(Extracted data entries)
◇ ◇ ◇ ◇ ◇

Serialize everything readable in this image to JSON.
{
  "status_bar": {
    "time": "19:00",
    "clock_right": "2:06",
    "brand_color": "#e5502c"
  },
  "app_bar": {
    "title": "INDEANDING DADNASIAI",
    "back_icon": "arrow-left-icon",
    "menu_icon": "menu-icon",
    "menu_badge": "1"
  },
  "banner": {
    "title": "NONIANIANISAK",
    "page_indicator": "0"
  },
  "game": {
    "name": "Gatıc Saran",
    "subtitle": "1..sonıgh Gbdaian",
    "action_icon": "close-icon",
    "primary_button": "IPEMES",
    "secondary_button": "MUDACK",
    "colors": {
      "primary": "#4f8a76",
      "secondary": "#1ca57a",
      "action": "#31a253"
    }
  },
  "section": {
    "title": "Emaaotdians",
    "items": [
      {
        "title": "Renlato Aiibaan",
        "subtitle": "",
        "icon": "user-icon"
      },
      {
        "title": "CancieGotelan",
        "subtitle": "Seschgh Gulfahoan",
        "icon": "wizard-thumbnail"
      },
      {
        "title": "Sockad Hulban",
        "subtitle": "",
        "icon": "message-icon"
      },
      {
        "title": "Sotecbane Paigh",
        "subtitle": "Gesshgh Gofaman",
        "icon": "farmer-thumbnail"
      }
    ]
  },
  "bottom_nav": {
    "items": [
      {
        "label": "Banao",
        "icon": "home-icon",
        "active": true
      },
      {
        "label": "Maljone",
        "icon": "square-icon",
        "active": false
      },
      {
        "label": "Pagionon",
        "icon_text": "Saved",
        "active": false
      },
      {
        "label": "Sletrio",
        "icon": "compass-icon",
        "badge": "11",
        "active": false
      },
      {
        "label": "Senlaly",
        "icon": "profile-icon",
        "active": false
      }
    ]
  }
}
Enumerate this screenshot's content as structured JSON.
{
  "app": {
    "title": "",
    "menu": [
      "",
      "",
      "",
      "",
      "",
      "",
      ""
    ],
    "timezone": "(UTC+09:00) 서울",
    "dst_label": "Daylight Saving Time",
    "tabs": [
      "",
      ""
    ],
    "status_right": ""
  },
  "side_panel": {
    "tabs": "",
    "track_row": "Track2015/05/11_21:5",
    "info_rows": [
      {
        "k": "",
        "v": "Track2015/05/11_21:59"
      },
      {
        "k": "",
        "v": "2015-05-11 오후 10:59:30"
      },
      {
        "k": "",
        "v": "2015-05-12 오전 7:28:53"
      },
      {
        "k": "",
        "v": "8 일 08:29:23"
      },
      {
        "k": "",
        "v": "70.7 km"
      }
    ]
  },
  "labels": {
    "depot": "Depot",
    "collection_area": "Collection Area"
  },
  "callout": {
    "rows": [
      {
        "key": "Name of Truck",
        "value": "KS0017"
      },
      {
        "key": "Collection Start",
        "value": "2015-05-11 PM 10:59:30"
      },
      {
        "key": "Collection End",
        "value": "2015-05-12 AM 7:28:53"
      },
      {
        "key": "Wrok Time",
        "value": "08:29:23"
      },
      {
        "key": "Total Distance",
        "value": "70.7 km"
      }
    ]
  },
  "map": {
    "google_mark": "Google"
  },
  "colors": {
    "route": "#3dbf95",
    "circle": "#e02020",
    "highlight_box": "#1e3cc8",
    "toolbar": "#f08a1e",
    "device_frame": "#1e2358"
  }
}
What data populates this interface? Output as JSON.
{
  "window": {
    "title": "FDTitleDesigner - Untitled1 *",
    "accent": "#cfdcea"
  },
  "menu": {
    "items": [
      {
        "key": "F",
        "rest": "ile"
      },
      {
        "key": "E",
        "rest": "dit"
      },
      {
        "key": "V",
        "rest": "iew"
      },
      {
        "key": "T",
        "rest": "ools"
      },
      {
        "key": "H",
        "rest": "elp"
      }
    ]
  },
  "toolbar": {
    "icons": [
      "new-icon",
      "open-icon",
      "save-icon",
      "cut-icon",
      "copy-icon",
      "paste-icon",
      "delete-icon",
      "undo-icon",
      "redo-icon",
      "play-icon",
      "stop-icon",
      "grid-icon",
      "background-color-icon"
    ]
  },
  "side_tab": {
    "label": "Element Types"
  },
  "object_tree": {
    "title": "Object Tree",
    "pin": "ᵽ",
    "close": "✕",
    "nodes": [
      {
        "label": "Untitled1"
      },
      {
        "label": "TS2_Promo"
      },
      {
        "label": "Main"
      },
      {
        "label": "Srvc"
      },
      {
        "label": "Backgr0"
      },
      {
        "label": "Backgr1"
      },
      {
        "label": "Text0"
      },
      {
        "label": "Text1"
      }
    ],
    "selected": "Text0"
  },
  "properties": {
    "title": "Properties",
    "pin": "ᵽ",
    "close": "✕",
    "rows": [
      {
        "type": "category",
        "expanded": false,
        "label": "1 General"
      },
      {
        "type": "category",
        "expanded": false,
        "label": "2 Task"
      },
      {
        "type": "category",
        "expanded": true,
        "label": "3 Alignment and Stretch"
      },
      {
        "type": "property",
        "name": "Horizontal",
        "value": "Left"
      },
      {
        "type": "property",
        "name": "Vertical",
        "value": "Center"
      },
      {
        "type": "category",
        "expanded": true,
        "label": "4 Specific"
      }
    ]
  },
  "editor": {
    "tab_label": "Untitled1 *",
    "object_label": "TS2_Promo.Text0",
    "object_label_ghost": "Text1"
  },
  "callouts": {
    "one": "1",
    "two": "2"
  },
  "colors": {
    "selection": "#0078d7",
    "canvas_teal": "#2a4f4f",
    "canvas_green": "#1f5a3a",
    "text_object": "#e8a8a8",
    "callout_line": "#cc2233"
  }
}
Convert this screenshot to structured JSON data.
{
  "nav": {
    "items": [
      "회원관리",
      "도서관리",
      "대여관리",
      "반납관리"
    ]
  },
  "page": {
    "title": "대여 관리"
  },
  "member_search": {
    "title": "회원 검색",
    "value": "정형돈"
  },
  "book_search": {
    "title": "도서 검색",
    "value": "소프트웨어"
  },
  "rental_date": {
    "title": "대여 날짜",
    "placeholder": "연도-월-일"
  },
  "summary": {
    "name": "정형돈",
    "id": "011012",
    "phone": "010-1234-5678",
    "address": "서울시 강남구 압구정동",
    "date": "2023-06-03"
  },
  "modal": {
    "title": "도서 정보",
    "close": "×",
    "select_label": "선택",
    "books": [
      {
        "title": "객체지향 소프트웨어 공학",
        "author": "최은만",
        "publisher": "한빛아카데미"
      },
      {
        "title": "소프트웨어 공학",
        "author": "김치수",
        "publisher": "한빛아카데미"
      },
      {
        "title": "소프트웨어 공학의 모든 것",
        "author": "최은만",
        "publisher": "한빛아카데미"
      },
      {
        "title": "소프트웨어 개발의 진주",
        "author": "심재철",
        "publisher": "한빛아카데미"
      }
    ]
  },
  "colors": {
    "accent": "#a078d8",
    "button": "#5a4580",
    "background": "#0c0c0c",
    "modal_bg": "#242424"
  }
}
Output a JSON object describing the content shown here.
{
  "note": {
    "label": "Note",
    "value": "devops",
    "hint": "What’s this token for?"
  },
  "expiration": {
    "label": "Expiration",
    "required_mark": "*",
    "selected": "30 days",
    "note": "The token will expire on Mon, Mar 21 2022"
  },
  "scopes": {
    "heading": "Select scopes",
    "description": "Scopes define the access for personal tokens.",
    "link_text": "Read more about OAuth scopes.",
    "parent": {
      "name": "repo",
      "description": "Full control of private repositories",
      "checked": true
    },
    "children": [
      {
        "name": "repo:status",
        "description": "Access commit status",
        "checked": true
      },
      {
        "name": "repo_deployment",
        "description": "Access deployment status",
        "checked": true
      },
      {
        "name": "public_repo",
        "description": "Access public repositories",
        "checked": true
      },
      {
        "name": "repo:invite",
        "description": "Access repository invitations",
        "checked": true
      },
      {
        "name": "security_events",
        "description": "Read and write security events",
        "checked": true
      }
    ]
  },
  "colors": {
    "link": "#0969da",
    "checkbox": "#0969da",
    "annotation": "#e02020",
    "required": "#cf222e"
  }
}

◇ ◇ ◇ ◇ ◇

Across the records, how many lines contain "subtitle"? Only the number should be given.

5